→ Your instructions
Pick out the lines in the listing below that contain the word "BACKUP" and copy them.

→ Dataset extract
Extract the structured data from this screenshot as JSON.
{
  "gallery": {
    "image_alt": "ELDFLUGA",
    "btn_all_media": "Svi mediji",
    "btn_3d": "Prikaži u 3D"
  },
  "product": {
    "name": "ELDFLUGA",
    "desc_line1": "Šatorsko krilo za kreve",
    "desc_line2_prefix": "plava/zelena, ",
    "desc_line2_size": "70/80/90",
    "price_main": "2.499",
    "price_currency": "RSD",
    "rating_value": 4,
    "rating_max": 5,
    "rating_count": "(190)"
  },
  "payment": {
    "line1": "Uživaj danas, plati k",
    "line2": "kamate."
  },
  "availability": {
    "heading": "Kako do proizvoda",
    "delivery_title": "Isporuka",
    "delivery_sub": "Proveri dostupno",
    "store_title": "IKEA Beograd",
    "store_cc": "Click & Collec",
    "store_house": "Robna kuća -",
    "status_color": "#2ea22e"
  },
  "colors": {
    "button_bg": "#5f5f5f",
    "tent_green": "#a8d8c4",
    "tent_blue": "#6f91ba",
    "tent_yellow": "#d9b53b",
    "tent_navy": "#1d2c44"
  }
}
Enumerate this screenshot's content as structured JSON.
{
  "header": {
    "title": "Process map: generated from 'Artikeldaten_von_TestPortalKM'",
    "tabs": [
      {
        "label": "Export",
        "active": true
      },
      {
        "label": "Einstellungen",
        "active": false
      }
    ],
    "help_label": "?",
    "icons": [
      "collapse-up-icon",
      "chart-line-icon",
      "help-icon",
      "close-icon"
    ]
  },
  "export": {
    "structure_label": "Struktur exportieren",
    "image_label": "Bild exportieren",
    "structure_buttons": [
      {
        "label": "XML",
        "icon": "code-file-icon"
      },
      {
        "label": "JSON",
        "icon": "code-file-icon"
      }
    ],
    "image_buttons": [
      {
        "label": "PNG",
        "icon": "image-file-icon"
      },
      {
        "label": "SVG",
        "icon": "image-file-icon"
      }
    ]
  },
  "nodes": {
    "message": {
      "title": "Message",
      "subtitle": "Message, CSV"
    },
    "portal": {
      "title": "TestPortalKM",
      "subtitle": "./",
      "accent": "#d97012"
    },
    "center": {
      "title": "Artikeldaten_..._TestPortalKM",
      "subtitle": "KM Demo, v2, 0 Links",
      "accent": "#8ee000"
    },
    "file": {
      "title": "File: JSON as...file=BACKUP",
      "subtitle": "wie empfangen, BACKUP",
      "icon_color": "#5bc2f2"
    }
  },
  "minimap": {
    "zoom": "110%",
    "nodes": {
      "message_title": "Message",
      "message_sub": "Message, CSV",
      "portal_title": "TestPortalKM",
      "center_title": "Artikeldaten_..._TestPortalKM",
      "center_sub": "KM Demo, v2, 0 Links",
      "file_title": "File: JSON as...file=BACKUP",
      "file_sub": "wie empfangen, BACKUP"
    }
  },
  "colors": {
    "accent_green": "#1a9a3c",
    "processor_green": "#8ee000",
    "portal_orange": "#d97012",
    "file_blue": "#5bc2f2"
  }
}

→ Written response
      "title": "File: JSON as...file=BACKUP",
      "subtitle": "wie empfangen, BACKUP",
      "file_title": "File: JSON as...file=BACKUP",
      "file_sub": "wie empfangen, BACKUP"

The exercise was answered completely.